Task description: Type every record exactly as it appears.

Material for the task:
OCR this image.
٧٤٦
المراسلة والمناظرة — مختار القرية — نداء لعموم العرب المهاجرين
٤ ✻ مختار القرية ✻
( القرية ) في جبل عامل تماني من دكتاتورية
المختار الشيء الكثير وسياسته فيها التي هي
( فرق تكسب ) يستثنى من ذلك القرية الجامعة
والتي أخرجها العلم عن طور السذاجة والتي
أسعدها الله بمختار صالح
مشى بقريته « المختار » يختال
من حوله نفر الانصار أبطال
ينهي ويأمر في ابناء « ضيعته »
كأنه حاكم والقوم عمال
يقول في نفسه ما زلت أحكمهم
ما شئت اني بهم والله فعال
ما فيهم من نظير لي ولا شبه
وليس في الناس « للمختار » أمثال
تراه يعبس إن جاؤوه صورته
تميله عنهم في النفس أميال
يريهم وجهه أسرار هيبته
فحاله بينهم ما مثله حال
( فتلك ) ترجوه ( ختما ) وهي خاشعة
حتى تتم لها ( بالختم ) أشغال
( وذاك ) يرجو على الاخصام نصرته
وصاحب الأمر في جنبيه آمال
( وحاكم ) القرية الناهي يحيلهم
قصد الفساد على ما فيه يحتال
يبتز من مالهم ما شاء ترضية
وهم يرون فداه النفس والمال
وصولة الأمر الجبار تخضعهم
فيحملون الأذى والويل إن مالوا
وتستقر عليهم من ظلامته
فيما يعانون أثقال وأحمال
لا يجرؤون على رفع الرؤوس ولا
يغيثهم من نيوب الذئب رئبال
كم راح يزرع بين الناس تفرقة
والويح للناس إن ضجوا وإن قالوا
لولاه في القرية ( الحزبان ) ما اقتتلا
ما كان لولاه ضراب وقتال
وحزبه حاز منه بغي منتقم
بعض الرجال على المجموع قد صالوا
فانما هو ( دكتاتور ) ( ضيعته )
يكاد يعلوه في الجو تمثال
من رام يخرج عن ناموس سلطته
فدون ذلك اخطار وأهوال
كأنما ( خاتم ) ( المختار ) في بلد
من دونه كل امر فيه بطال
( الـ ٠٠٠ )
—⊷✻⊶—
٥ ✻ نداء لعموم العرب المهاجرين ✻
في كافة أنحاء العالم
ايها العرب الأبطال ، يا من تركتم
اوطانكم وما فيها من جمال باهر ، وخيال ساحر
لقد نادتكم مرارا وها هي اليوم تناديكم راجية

Result for this exercise:
OCR this image.
٧٤٦
المراسلة والمناظرة — مختار القرية — نداء لعموم العرب المهاجرين
٤ ✻ مختار القرية ✻
( القرية ) في جبل عامل تماني من دكتاتورية
المختار الشيء الكثير وسياسته فيها التي هي
( فرق تكسب ) يستثنى من ذلك القرية الجامعة
والتي أخرجها العلم عن طور السذاجة والتي
أسعدها الله بمختار صالح
مشى بقريته « المختار » يختال
من حوله نفر الانصار أبطال
ينهي ويأمر في ابناء « ضيعته »
كأنه حاكم والقوم عمال
يقول في نفسه ما زلت أحكمهم
ما شئت اني بهم والله فعال
ما فيهم من نظير لي ولا شبه
وليس في الناس « للمختار » أمثال
تراه يعبس إن جاؤوه صورته
تميله عنهم في النفس أميال
يريهم وجهه أسرار هيبته
فحاله بينهم ما مثله حال
( فتلك ) ترجوه ( ختما ) وهي خاشعة
حتى تتم لها ( بالختم ) أشغال
( وذاك ) يرجو على الاخصام نصرته
وصاحب الأمر في جنبيه آمال
( وحاكم ) القرية الناهي يحيلهم
قصد الفساد على ما فيه يحتال
يبتز من مالهم ما شاء ترضية
وهم يرون فداه النفس والمال
وصولة الأمر الجبار تخضعهم
فيحملون الأذى والويل إن مالوا
وتستقر عليهم من ظلامته
فيما يعانون أثقال وأحمال
لا يجرؤون على رفع الرؤوس ولا
يغيثهم من نيوب الذئب رئبال
كم راح يزرع بين الناس تفرقة
والويح للناس إن ضجوا وإن قالوا
لولاه في القرية ( الحزبان ) ما اقتتلا
ما كان لولاه ضراب وقتال
وحزبه حاز منه بغي منتقم
بعض الرجال على المجموع قد صالوا
فانما هو ( دكتاتور ) ( ضيعته )
يكاد يعلوه في الجو تمثال
من رام يخرج عن ناموس سلطته
فدون ذلك اخطار وأهوال
كأنما ( خاتم ) ( المختار ) في بلد
من دونه كل امر فيه بطال
( الـ ٠٠٠ )
—⊷✻⊶—
٥ ✻ نداء لعموم العرب المهاجرين ✻
في كافة أنحاء العالم
ايها العرب الأبطال ، يا من تركتم
اوطانكم وما فيها من جمال باهر ، وخيال ساحر
لقد نادتكم مرارا وها هي اليوم تناديكم راجية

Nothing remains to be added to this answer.